- _What you are asked to do_: Print the entries that appear below, exactly as written and without their pictures.

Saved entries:
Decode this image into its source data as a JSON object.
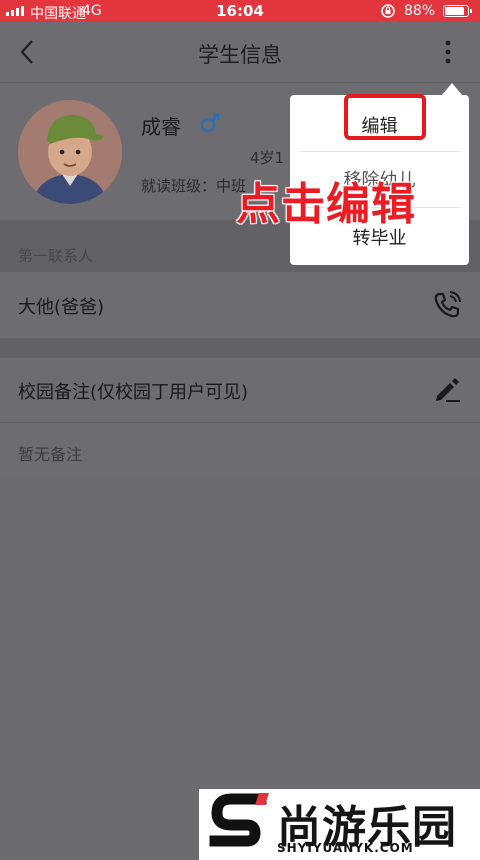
{
  "status_bar": {
    "carrier": "中国联通",
    "network": "4G",
    "time": "16:04",
    "battery": "88%",
    "battery_level": 0.88
  },
  "nav": {
    "title": "学生信息",
    "back_icon": "chevron-left-icon",
    "more_icon": "more-vertical-icon"
  },
  "student": {
    "name": "成睿",
    "gender_icon": "male-icon",
    "age_text": "4岁1",
    "class_text": "就读班级：中班"
  },
  "contacts": {
    "section_label": "第一联系人",
    "primary": "大他(爸爸)",
    "call_icon": "phone-call-icon"
  },
  "notes": {
    "title": "校园备注(仅校园丁用户可见)",
    "edit_icon": "pencil-icon",
    "empty_text": "暂无备注"
  },
  "menu": {
    "items": [
      "编辑",
      "移除幼儿",
      "转毕业"
    ]
  },
  "annotation": "点击编辑",
  "watermark": {
    "brand": "尚游乐园",
    "url": "SHYIYUANYK.COM"
  },
  "colors": {
    "status_bar": "#e3353e",
    "overlay_bg": "#6d6c71",
    "highlight": "#e5191b"
  }
}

- _Output for this task_:
Decode this image into its source data as a JSON object.
{
  "status_bar": {
    "carrier": "中国联通",
    "network": "4G",
    "time": "16:04",
    "battery": "88%",
    "battery_level": 0.88
  },
  "nav": {
    "title": "学生信息",
    "back_icon": "chevron-left-icon",
    "more_icon": "more-vertical-icon"
  },
  "student": {
    "name": "成睿",
    "gender_icon": "male-icon",
    "age_text": "4岁1",
    "class_text": "就读班级：中班"
  },
  "contacts": {
    "section_label": "第一联系人",
    "primary": "大他(爸爸)",
    "call_icon": "phone-call-icon"
  },
  "notes": {
    "title": "校园备注(仅校园丁用户可见)",
    "edit_icon": "pencil-icon",
    "empty_text": "暂无备注"
  },
  "menu": {
    "items": [
      "编辑",
      "移除幼儿",
      "转毕业"
    ]
  },
  "annotation": "点击编辑",
  "watermark": {
    "brand": "尚游乐园",
    "url": "SHYIYUANYK.COM"
  },
  "colors": {
    "status_bar": "#e3353e",
    "overlay_bg": "#6d6c71",
    "highlight": "#e5191b"
  }
}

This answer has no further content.